→ Data supplied:
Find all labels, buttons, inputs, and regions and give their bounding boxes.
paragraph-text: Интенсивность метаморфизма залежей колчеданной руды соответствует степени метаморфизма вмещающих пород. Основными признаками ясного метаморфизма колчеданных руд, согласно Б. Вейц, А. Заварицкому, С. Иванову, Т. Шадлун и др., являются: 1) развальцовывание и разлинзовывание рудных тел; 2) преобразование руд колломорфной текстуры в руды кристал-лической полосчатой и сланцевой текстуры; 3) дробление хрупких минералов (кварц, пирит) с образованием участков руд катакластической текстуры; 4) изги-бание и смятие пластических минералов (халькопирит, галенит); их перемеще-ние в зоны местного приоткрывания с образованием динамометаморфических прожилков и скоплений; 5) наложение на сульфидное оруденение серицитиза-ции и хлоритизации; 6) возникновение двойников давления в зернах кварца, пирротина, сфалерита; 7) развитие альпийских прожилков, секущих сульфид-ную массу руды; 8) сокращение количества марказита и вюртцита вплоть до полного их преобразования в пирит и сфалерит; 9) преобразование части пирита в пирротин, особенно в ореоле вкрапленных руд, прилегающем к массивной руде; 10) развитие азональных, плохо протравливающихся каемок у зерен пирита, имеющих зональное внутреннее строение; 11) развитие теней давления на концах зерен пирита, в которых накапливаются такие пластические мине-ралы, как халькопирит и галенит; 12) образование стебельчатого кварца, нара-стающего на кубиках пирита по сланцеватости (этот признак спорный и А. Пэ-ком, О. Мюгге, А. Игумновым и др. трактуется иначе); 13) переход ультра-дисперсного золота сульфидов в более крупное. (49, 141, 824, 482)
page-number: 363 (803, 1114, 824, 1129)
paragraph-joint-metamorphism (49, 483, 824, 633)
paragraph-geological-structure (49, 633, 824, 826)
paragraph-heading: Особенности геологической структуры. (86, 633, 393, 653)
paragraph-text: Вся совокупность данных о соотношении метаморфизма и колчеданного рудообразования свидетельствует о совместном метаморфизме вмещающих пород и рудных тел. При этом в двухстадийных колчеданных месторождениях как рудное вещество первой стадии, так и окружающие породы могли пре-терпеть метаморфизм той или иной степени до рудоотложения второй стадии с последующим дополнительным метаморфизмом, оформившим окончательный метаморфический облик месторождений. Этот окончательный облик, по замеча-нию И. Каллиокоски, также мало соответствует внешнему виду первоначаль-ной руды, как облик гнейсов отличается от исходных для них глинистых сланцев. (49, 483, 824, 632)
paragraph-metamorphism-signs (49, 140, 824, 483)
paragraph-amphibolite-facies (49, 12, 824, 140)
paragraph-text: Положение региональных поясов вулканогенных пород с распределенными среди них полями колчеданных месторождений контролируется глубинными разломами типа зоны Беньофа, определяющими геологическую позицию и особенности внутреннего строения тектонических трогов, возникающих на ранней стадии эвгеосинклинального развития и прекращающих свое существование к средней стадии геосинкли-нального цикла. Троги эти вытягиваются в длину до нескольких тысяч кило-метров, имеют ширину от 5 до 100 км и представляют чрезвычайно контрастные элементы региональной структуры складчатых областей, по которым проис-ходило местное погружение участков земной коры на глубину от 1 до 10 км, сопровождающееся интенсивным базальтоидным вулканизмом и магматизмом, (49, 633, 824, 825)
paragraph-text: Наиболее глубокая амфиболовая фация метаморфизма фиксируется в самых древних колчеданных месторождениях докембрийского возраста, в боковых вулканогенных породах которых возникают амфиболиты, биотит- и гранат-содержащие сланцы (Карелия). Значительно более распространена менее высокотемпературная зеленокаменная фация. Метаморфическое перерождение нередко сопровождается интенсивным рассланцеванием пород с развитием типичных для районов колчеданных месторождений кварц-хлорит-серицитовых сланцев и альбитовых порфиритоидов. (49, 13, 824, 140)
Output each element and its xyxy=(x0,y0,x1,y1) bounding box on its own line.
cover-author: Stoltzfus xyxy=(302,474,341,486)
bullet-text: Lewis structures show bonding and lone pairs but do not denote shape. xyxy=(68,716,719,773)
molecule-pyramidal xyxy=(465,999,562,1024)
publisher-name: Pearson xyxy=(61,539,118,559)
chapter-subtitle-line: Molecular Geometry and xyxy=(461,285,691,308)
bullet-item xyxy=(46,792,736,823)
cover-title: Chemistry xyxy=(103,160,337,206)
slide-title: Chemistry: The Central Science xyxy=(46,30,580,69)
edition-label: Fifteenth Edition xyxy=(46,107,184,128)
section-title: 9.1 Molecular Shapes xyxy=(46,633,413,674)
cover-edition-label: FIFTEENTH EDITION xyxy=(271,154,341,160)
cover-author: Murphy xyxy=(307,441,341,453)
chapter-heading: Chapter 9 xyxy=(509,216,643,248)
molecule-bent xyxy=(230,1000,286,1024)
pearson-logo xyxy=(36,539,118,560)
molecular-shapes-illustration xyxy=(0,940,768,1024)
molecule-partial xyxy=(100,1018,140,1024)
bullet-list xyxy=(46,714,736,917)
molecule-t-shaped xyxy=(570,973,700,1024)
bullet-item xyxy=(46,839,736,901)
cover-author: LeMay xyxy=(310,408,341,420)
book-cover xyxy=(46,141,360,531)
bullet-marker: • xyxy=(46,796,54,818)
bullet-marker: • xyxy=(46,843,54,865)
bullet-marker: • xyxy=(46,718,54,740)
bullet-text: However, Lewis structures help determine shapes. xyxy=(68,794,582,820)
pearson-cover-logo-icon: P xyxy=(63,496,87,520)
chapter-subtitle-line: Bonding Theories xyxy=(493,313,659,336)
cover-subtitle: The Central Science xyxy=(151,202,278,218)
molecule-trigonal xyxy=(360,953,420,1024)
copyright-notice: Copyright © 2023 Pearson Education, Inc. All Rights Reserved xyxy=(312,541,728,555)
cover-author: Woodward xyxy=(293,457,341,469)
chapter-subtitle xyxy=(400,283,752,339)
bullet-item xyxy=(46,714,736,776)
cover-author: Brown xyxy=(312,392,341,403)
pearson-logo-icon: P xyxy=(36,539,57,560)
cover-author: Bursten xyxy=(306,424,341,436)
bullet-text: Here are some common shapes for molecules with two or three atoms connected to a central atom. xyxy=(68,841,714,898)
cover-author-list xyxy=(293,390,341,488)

→ Problem details:
Find every line in the material above that contains the string "logo" and copy each one in full.

→ The completed task:
pearson-logo xyxy=(36,539,118,560)
pearson-cover-logo-icon: P xyxy=(63,496,87,520)
pearson-logo-icon: P xyxy=(36,539,57,560)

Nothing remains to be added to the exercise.